WHAT IS REQUIRED: Verbatim output of all the material below is required.

DATA FOR THE TASK:
BEGIN

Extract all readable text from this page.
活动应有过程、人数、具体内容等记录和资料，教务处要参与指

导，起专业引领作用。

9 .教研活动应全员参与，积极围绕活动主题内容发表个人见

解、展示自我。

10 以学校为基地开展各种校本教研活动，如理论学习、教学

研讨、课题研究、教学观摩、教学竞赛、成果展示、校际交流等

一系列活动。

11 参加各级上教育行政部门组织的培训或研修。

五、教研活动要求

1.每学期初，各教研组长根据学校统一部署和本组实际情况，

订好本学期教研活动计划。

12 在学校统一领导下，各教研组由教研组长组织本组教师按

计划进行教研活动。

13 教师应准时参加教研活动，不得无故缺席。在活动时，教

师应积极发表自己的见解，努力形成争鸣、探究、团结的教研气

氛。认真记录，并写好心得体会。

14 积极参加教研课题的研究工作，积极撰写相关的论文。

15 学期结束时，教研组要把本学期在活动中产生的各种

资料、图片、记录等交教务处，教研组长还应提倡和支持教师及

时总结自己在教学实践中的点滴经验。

END

EXERCISE ANSWER:
Extract all readable text from this page.
活动应有过程、人数、具体内容等记录和资料，教务处要参与指

导，起专业引领作用。

9 .教研活动应全员参与，积极围绕活动主题内容发表个人见

解、展示自我。

10 以学校为基地开展各种校本教研活动，如理论学习、教学

研讨、课题研究、教学观摩、教学竞赛、成果展示、校际交流等

一系列活动。

11 参加各级上教育行政部门组织的培训或研修。

五、教研活动要求

1.每学期初，各教研组长根据学校统一部署和本组实际情况，

订好本学期教研活动计划。

12 在学校统一领导下，各教研组由教研组长组织本组教师按

计划进行教研活动。

13 教师应准时参加教研活动，不得无故缺席。在活动时，教

师应积极发表自己的见解，努力形成争鸣、探究、团结的教研气

氛。认真记录，并写好心得体会。

14 积极参加教研课题的研究工作，积极撰写相关的论文。

15 学期结束时，教研组要把本学期在活动中产生的各种

资料、图片、记录等交教务处，教研组长还应提倡和支持教师及

时总结自己在教学实践中的点滴经验。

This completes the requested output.